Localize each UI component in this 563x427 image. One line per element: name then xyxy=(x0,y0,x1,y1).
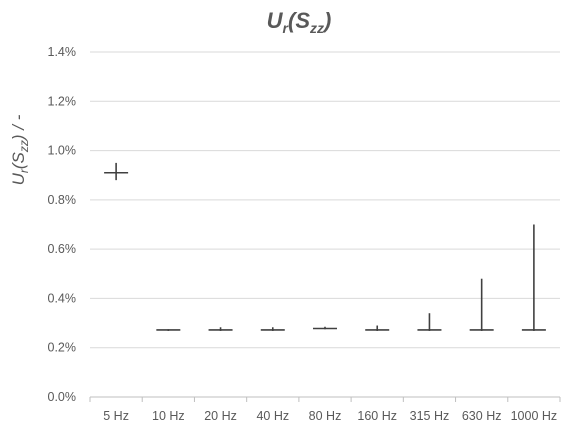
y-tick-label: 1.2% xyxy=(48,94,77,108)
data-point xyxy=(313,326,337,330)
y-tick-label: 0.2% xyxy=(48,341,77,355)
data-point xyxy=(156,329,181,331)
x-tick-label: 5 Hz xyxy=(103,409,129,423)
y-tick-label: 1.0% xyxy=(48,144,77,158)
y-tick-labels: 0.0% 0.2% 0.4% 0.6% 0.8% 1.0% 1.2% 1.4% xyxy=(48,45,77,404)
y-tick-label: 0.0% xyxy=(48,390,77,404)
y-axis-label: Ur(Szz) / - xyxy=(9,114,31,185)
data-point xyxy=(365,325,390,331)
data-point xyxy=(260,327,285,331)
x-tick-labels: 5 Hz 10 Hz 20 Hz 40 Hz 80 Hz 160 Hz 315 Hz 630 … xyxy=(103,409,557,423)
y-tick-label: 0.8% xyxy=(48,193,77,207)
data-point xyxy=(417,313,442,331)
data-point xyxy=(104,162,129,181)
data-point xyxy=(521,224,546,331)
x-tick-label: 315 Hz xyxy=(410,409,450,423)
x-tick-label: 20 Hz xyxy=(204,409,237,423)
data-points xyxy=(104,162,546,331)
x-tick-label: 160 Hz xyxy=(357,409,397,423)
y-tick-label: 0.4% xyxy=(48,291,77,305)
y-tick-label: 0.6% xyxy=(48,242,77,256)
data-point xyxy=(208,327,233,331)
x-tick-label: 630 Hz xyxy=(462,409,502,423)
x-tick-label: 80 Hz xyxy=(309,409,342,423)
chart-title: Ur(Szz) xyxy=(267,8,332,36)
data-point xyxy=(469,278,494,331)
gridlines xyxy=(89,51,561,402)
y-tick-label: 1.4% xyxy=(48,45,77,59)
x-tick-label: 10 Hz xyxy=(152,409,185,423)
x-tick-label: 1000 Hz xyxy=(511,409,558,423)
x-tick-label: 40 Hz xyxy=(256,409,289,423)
* * *
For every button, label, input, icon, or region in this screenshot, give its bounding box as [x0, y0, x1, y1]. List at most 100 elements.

Goal:
Filter the rows above and copy each one that contains the string "data".

Output for this task:
data-point xyxy=(313,326,337,330)
data-point xyxy=(156,329,181,331)
data-point xyxy=(365,325,390,331)
data-point xyxy=(260,327,285,331)
data-point xyxy=(417,313,442,331)
data-point xyxy=(104,162,129,181)
data-point xyxy=(521,224,546,331)
data-points xyxy=(104,162,546,331)
data-point xyxy=(208,327,233,331)
data-point xyxy=(469,278,494,331)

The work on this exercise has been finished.